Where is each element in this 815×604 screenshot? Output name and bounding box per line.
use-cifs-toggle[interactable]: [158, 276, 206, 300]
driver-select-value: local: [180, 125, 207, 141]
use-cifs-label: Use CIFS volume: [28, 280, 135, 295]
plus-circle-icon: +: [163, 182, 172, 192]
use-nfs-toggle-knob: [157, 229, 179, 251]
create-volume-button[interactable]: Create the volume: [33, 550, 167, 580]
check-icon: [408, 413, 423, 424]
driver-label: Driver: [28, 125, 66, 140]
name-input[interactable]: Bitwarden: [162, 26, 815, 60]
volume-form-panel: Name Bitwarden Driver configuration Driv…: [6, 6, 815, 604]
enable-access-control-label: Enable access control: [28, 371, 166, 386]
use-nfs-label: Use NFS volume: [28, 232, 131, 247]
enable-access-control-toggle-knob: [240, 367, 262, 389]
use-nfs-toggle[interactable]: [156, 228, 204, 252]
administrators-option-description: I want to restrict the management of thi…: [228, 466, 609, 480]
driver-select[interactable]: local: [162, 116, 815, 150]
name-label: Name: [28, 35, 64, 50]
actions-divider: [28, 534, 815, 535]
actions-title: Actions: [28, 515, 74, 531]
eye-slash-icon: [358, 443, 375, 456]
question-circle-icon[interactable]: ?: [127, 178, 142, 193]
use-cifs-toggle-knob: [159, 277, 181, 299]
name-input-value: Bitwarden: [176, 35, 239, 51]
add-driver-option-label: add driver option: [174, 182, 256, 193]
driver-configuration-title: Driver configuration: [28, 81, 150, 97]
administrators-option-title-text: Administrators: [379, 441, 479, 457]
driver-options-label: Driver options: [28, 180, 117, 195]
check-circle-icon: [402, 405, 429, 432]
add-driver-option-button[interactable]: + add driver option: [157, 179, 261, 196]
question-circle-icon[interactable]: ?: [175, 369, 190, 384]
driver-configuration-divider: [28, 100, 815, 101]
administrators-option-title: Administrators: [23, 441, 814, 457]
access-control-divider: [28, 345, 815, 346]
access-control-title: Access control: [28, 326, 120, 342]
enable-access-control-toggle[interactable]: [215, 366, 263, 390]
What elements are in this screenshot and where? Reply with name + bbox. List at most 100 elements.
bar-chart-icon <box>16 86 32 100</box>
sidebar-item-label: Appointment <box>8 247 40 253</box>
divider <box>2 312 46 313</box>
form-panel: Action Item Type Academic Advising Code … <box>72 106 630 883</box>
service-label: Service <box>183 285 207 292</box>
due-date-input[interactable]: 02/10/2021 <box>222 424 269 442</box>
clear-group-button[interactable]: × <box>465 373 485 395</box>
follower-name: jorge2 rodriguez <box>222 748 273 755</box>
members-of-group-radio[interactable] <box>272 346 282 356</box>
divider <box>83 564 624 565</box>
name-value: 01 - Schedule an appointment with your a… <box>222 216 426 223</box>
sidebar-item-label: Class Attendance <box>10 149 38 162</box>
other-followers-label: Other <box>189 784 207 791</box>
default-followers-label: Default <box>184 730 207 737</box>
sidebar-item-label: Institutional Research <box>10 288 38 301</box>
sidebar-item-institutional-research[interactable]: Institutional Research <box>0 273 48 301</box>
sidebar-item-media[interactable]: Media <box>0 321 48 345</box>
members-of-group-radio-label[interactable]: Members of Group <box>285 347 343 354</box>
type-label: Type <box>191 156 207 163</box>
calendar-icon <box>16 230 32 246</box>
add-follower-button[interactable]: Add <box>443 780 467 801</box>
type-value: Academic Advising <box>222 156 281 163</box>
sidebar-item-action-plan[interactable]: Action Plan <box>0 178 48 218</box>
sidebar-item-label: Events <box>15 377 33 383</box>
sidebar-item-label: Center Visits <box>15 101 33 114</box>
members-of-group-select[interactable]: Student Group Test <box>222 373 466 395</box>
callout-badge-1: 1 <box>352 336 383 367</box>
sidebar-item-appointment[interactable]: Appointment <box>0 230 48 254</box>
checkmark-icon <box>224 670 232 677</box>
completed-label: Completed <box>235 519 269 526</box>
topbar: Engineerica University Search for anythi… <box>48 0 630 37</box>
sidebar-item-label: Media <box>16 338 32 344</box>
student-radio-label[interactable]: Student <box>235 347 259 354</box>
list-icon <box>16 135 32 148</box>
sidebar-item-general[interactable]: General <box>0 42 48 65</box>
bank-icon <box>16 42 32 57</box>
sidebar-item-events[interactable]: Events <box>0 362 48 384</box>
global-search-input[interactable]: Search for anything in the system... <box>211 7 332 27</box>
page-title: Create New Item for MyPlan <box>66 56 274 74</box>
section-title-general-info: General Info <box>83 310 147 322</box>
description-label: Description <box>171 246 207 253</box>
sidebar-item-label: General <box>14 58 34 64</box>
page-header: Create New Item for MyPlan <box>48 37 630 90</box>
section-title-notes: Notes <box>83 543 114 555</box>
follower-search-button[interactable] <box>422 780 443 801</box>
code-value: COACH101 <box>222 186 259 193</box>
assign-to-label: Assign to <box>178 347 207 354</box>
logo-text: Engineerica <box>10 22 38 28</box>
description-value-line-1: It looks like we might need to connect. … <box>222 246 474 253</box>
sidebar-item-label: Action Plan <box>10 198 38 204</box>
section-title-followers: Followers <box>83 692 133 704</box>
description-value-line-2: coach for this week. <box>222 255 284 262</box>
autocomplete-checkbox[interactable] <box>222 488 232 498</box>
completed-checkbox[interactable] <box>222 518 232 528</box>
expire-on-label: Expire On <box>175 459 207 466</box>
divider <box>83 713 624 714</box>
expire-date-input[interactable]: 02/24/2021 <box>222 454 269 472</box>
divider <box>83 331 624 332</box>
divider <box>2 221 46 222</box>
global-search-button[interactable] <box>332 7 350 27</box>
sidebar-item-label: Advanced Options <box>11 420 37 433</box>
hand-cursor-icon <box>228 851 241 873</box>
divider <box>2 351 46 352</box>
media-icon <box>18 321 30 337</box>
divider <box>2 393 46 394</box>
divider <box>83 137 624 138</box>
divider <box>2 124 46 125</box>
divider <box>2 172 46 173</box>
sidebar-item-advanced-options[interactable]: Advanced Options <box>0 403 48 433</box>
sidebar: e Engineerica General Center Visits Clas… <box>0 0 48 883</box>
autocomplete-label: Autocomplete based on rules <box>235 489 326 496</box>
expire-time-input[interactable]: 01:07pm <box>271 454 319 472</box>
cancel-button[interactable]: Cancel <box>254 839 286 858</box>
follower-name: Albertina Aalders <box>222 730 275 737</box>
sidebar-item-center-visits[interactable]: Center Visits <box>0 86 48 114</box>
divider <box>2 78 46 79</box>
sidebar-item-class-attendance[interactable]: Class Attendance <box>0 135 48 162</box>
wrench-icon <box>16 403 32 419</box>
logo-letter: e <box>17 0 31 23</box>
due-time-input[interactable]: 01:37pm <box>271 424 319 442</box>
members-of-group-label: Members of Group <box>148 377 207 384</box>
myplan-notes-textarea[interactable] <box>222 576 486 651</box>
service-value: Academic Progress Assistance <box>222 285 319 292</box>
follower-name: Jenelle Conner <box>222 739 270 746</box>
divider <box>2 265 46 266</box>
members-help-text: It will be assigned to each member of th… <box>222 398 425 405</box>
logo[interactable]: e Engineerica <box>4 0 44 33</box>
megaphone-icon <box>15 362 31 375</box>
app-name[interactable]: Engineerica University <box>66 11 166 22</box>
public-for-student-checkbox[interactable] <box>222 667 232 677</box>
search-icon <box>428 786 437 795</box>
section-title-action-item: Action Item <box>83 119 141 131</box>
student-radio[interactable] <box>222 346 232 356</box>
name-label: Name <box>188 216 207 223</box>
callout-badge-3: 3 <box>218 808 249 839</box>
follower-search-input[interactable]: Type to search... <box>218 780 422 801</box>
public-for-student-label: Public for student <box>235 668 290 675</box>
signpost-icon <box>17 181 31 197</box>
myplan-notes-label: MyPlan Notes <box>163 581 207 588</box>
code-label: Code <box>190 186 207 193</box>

_ _ _

Reproduce the stretch of records from the very beginning through the line containing "actions-title: Actions: [28, 515, 74, 531]", that line included, with every line unchanged.

_Task output_
Where is each element in this 815×604 screenshot? Output name and bounding box per line.
use-cifs-toggle[interactable]: [158, 276, 206, 300]
driver-select-value: local: [180, 125, 207, 141]
use-cifs-label: Use CIFS volume: [28, 280, 135, 295]
plus-circle-icon: +: [163, 182, 172, 192]
use-nfs-toggle-knob: [157, 229, 179, 251]
create-volume-button[interactable]: Create the volume: [33, 550, 167, 580]
check-icon: [408, 413, 423, 424]
driver-label: Driver: [28, 125, 66, 140]
name-input[interactable]: Bitwarden: [162, 26, 815, 60]
volume-form-panel: Name Bitwarden Driver configuration Driv…: [6, 6, 815, 604]
enable-access-control-label: Enable access control: [28, 371, 166, 386]
use-nfs-label: Use NFS volume: [28, 232, 131, 247]
enable-access-control-toggle-knob: [240, 367, 262, 389]
use-nfs-toggle[interactable]: [156, 228, 204, 252]
administrators-option-description: I want to restrict the management of thi…: [228, 466, 609, 480]
driver-select[interactable]: local: [162, 116, 815, 150]
name-label: Name: [28, 35, 64, 50]
actions-divider: [28, 534, 815, 535]
actions-title: Actions: [28, 515, 74, 531]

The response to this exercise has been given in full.